- WHAT THIS TASK INVOLVES
Look for the word "十堰市张湾区车城西路" in the entries below, then copy every line that has it.

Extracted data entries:
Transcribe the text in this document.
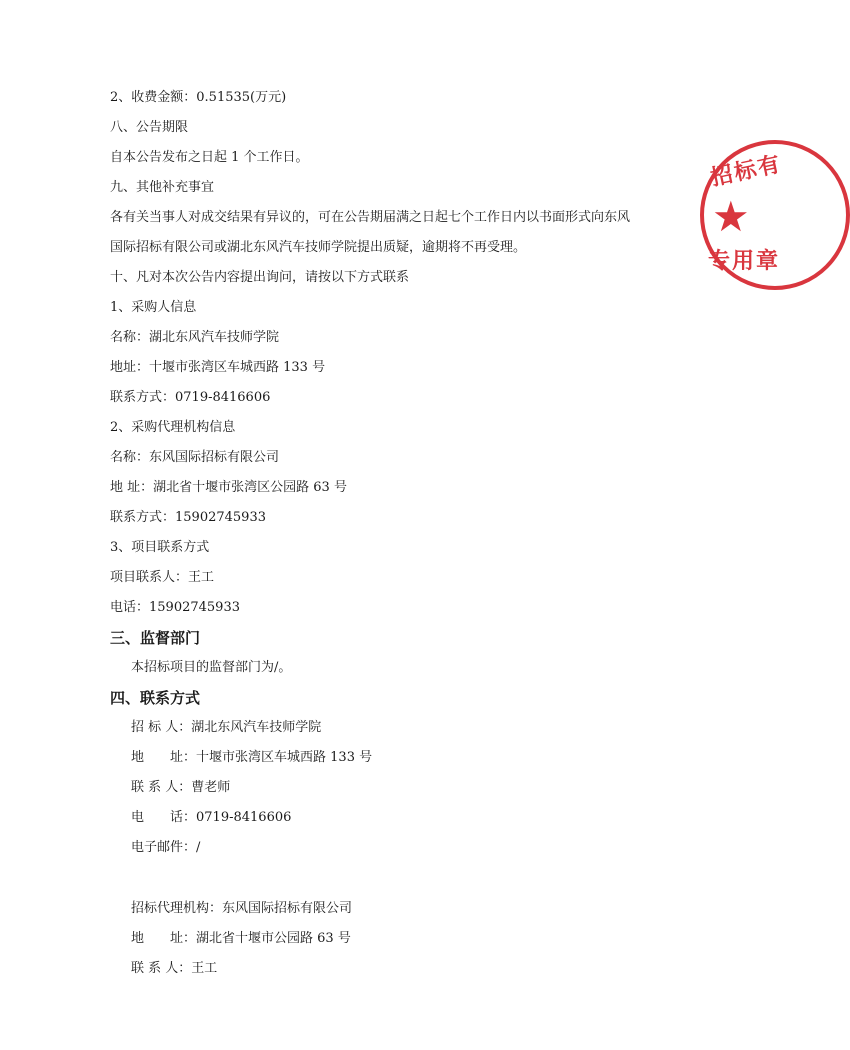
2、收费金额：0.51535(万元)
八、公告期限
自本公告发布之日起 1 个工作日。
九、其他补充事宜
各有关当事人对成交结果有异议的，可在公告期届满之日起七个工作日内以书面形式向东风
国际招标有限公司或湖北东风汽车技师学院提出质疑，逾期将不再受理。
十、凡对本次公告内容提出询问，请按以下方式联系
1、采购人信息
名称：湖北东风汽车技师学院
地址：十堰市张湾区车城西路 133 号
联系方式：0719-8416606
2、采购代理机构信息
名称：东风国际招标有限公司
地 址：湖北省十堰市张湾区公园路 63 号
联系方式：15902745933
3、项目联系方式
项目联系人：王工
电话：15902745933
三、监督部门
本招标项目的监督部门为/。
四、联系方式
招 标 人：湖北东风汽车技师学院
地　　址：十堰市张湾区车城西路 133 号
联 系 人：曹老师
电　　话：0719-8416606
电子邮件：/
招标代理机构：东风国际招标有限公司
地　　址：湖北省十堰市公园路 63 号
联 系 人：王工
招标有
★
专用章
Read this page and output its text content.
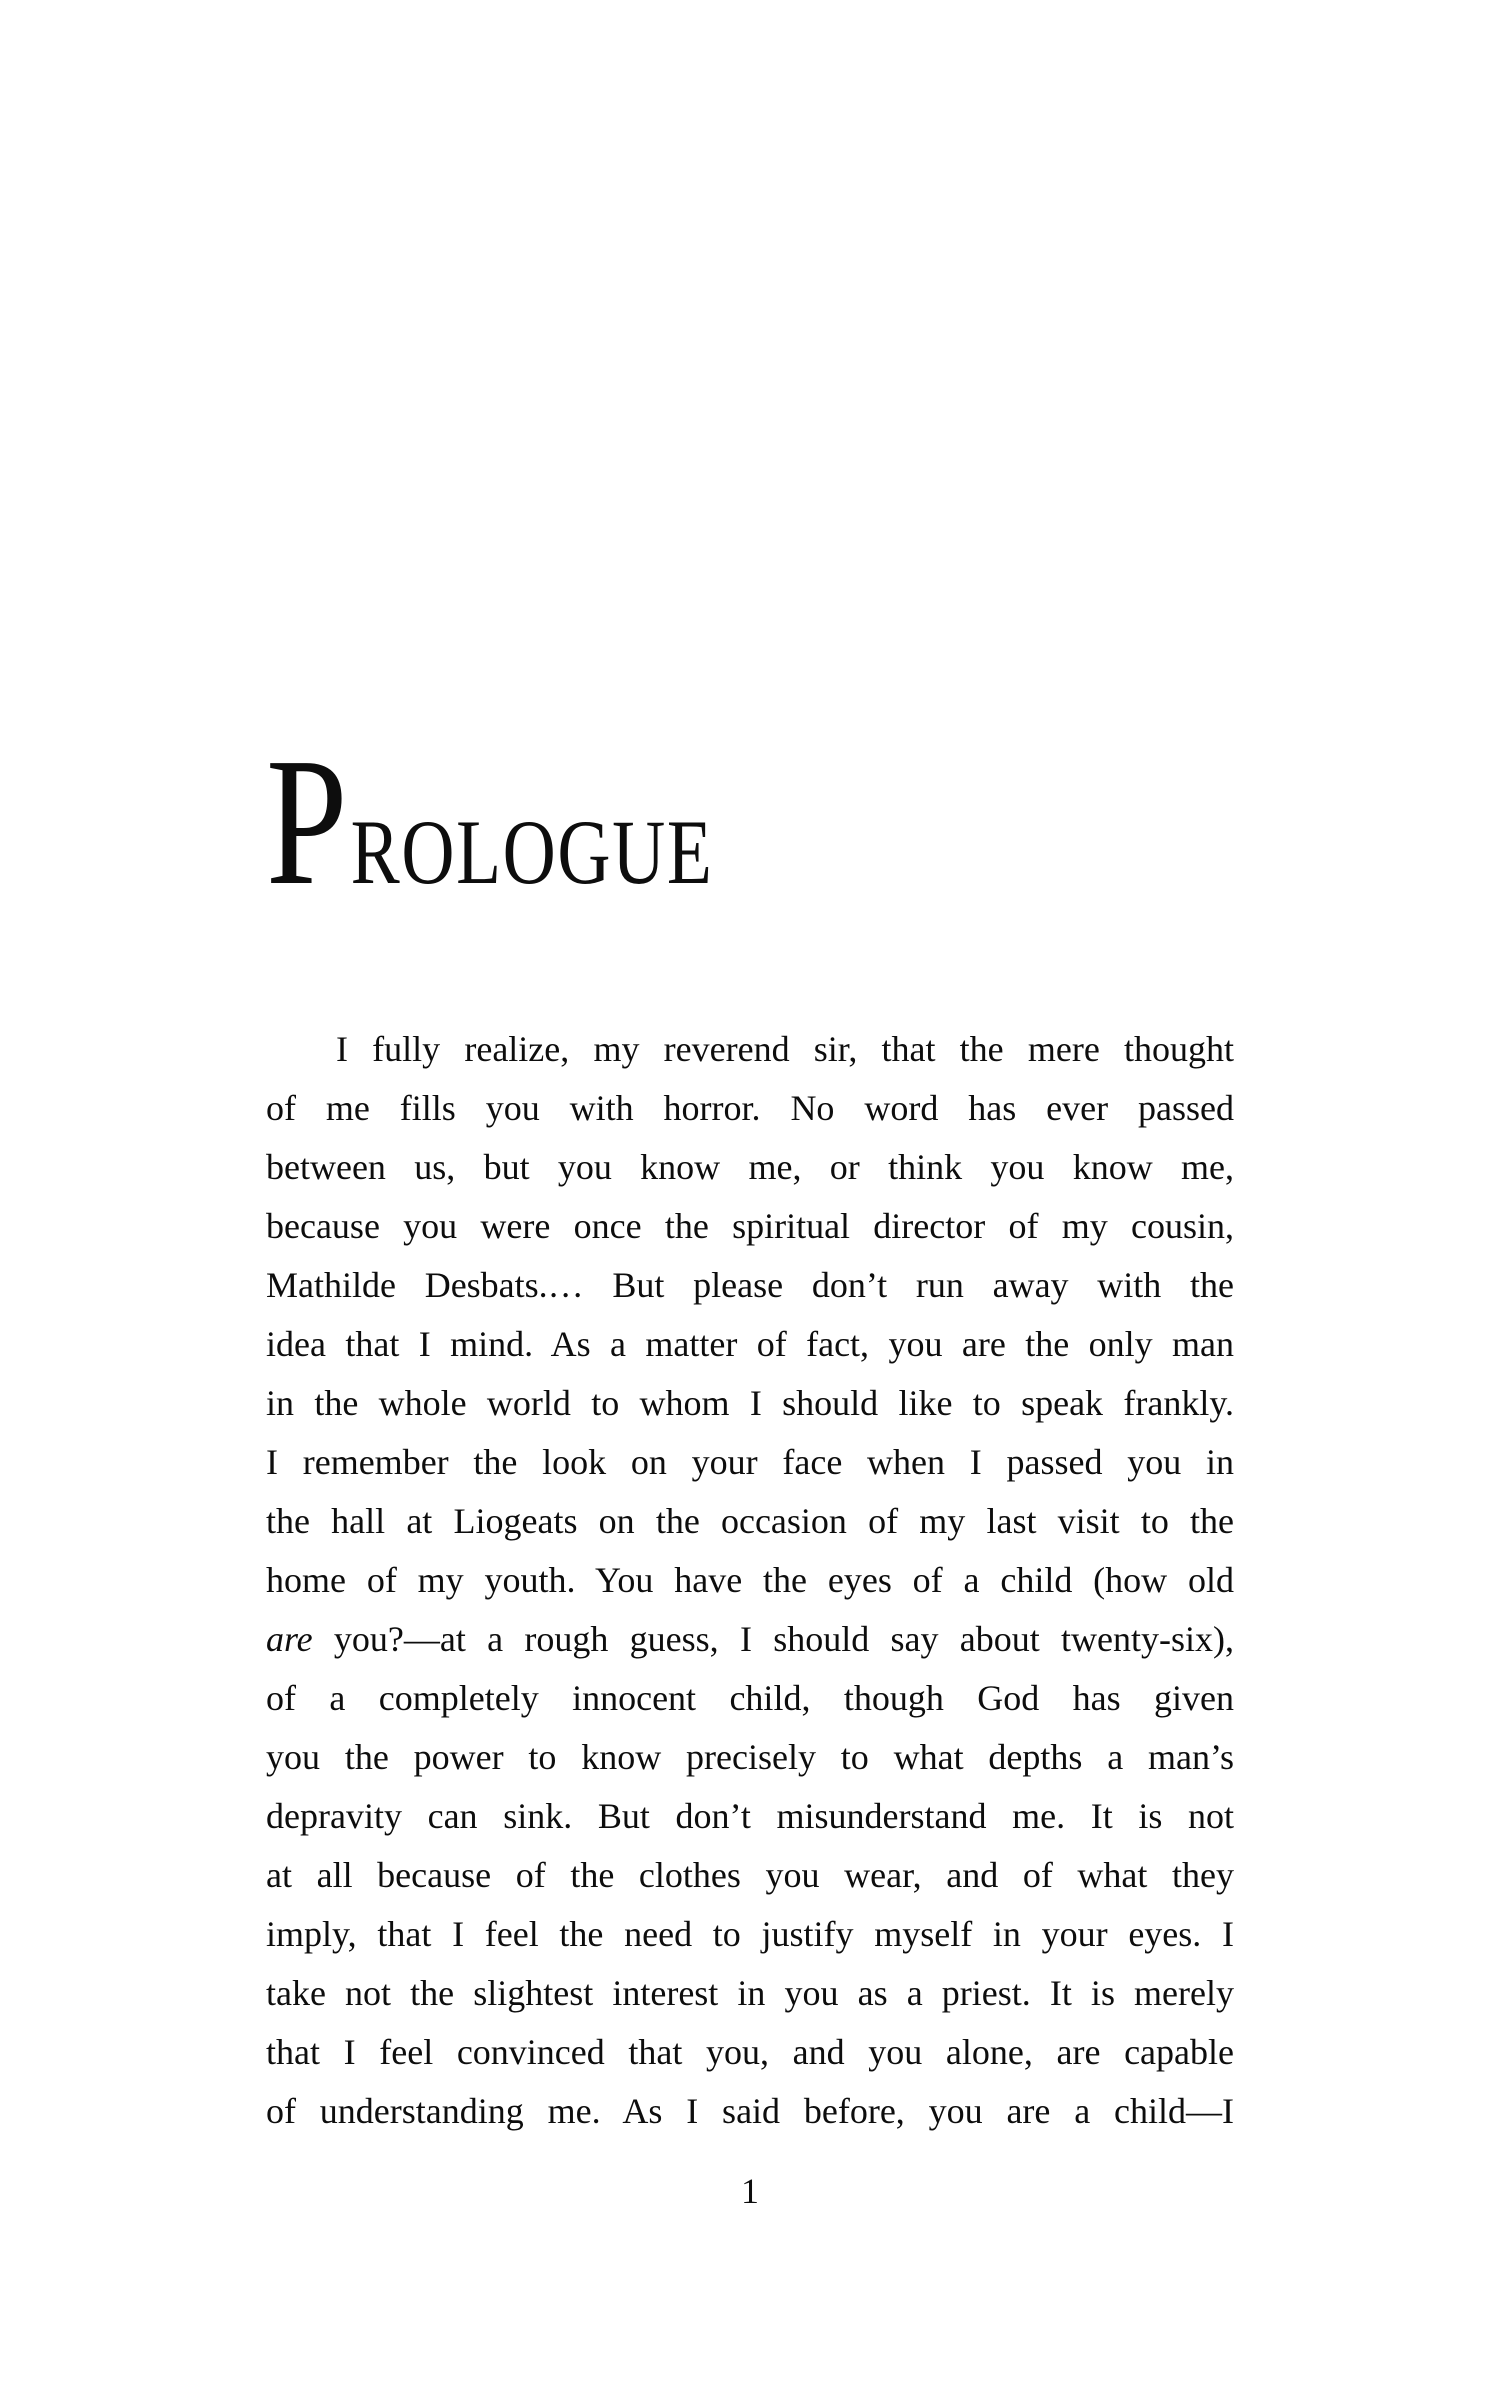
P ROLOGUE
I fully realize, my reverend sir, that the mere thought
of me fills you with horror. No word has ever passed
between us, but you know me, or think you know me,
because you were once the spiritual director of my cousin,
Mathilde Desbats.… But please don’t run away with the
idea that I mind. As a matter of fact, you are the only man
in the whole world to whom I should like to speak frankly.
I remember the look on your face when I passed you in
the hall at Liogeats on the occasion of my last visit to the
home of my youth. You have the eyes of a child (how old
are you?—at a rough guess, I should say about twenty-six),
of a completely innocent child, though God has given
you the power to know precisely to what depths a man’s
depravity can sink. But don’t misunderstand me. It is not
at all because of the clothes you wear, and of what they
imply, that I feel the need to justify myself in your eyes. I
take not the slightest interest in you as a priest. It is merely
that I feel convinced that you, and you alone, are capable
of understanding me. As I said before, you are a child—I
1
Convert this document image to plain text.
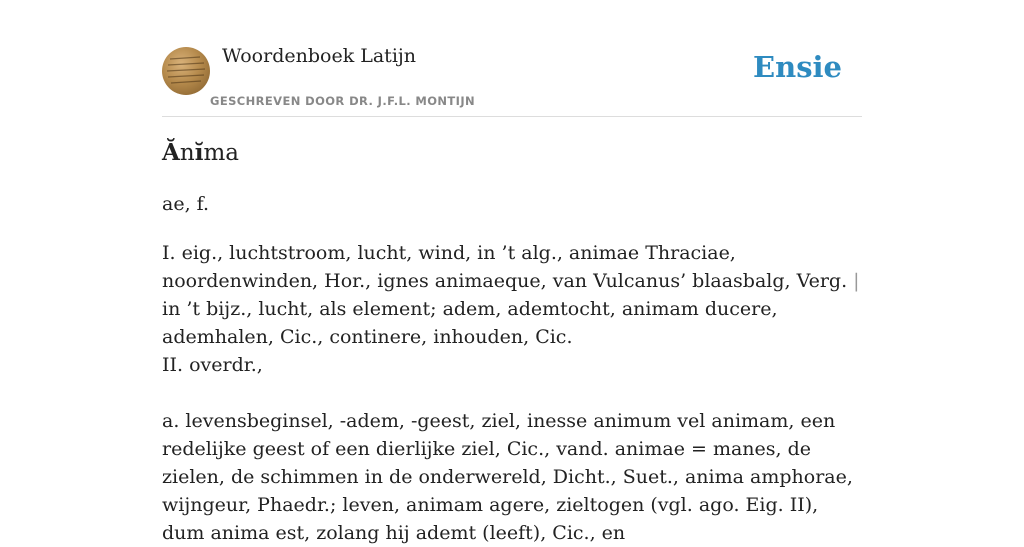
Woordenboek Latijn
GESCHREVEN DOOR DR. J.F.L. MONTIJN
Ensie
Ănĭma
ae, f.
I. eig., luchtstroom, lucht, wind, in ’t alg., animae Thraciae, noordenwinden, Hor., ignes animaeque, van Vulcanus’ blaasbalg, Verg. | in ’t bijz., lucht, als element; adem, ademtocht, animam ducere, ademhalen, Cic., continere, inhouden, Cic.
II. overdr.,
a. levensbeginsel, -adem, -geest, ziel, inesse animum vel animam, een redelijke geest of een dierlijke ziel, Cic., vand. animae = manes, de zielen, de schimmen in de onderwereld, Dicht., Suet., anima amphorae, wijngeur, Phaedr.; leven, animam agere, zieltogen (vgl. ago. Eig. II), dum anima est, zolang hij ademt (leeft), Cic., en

- COMPLETE ANSWER
地址：十堰市张湾区车城西路 133 号
地　　址：十堰市张湾区车城西路 133 号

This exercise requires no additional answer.